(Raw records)

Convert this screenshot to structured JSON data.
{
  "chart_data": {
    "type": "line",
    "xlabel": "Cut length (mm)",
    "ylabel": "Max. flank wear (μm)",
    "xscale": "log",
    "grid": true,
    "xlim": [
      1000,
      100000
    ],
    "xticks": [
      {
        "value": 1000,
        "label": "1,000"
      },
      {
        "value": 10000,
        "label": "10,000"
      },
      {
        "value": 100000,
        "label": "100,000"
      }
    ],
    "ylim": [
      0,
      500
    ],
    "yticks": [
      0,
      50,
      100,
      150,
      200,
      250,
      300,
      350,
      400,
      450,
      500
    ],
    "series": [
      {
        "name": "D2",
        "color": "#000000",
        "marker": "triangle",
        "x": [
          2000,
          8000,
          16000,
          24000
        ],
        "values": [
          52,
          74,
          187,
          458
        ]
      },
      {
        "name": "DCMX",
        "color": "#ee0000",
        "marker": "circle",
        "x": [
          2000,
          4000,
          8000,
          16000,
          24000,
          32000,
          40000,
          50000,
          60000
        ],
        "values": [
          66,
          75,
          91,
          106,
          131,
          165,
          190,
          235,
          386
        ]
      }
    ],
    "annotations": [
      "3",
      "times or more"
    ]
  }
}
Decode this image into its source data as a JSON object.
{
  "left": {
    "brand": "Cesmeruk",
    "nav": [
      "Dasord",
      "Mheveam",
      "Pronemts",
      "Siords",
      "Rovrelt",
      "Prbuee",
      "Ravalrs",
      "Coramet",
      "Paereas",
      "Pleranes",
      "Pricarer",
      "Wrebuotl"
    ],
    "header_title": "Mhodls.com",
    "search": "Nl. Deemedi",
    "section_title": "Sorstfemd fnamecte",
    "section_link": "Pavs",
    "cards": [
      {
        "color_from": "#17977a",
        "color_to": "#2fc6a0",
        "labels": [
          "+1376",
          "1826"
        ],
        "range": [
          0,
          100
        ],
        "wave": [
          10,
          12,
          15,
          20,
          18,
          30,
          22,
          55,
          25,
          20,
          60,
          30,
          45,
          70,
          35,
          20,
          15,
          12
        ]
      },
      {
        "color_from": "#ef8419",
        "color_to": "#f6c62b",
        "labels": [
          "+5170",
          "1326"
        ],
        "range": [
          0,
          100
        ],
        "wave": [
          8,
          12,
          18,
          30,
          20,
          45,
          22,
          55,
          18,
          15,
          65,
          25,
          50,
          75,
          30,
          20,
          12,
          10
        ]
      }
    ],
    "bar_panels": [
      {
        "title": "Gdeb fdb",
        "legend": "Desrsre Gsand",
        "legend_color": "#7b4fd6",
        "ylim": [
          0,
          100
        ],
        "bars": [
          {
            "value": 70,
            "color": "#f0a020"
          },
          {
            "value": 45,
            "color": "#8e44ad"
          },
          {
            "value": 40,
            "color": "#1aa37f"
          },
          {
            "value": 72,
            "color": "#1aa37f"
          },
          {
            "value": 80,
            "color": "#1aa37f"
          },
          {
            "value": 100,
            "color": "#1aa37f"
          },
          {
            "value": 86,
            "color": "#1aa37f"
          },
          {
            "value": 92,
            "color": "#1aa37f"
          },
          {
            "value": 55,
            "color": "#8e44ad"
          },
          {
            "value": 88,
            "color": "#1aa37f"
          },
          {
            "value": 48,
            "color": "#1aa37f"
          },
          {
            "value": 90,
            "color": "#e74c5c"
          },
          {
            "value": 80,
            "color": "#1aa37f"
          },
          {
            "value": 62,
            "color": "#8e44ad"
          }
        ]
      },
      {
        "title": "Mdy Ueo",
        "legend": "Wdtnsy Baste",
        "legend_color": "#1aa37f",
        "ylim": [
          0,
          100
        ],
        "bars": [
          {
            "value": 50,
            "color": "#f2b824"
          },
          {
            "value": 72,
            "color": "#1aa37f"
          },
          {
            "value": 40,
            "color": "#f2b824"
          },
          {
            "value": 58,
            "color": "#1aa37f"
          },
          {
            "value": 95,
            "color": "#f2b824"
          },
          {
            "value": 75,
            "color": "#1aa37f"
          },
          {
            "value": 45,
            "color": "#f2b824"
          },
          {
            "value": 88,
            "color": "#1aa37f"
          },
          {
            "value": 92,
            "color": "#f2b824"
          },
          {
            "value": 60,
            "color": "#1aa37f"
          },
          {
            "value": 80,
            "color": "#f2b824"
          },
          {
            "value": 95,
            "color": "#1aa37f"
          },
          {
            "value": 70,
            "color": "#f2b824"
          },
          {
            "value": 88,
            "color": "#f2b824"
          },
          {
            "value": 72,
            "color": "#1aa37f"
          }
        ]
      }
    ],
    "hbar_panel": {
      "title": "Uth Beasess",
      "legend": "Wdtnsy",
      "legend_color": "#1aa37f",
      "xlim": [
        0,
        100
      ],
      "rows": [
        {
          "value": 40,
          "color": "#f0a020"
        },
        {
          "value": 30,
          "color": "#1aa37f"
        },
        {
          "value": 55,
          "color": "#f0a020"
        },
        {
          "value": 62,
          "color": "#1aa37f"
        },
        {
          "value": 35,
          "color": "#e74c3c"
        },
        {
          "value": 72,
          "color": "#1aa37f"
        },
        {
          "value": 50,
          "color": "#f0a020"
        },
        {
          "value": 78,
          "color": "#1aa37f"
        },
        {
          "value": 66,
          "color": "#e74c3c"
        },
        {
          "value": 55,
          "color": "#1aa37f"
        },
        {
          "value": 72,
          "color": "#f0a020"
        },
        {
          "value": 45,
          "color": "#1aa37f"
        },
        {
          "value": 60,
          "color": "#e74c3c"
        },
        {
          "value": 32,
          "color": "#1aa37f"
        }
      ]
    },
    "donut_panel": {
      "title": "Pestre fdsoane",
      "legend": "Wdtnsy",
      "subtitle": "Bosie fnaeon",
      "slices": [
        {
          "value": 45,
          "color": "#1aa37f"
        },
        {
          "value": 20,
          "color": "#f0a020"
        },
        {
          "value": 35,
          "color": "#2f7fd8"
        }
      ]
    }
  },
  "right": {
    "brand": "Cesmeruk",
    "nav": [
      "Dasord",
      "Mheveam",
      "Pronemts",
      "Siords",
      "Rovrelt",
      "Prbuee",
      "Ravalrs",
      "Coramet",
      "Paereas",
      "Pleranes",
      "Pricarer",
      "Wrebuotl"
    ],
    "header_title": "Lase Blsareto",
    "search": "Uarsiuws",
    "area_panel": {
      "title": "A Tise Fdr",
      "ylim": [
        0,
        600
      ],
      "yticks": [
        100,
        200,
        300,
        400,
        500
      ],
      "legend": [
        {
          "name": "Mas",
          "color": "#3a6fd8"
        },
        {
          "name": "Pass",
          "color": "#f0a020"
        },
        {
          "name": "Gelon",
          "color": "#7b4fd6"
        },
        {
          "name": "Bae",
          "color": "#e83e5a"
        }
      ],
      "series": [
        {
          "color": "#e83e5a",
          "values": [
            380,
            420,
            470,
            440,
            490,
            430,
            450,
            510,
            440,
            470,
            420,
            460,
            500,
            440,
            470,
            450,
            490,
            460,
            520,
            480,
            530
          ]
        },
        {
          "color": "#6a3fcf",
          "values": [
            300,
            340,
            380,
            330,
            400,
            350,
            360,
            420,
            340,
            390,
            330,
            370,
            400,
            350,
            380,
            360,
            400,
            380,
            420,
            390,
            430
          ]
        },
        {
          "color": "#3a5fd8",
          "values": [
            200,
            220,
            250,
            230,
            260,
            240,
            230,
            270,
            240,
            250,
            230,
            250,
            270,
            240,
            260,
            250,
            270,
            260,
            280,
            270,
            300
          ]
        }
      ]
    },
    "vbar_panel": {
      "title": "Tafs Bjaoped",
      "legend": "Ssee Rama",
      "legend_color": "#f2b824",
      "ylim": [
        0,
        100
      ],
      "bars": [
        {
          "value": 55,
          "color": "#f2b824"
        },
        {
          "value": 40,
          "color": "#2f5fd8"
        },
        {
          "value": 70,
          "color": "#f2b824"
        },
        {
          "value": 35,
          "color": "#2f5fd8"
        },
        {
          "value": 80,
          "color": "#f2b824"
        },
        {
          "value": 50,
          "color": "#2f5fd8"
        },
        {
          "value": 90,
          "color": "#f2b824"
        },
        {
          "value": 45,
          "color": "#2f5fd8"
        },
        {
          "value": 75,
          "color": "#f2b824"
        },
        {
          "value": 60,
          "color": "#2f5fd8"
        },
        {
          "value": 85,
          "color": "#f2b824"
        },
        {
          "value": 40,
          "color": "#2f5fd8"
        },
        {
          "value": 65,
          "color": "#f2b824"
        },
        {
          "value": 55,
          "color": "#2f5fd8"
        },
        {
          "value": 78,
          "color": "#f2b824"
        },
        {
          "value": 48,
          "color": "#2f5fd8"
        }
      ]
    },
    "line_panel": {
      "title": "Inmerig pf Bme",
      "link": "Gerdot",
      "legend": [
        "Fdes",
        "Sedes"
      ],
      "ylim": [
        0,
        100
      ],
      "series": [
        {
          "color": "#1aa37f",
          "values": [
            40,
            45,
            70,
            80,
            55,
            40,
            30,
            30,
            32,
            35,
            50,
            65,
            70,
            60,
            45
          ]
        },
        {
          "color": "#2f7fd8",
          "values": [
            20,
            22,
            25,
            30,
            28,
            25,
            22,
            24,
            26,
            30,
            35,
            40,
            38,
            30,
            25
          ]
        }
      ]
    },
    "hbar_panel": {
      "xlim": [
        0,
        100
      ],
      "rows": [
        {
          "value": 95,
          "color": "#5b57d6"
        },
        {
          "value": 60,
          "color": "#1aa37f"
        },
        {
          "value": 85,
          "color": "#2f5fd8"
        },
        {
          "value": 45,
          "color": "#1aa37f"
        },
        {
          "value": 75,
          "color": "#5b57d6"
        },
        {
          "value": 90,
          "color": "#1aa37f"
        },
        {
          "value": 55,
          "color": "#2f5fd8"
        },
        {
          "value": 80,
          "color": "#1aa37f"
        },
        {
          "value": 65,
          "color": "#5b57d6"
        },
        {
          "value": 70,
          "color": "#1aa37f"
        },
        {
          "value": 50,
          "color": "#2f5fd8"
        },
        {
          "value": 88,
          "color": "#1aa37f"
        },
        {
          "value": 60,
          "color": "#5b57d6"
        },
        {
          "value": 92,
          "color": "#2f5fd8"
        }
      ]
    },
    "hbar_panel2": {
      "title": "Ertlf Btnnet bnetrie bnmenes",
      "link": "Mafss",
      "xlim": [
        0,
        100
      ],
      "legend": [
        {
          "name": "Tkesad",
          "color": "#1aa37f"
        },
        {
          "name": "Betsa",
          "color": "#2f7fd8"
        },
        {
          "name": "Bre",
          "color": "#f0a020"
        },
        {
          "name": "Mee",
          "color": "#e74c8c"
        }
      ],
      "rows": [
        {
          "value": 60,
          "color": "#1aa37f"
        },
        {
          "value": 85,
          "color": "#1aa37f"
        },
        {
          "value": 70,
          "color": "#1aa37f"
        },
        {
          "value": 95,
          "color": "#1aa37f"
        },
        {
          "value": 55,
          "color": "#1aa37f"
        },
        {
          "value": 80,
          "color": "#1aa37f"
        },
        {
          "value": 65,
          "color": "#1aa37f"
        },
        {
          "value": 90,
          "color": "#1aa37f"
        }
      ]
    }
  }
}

Task instructions:
Copy each line of the data above that holds "this".

Full solution:
Convert this screenshot to structured JSON data.
Decode this image into its source data as a JSON object.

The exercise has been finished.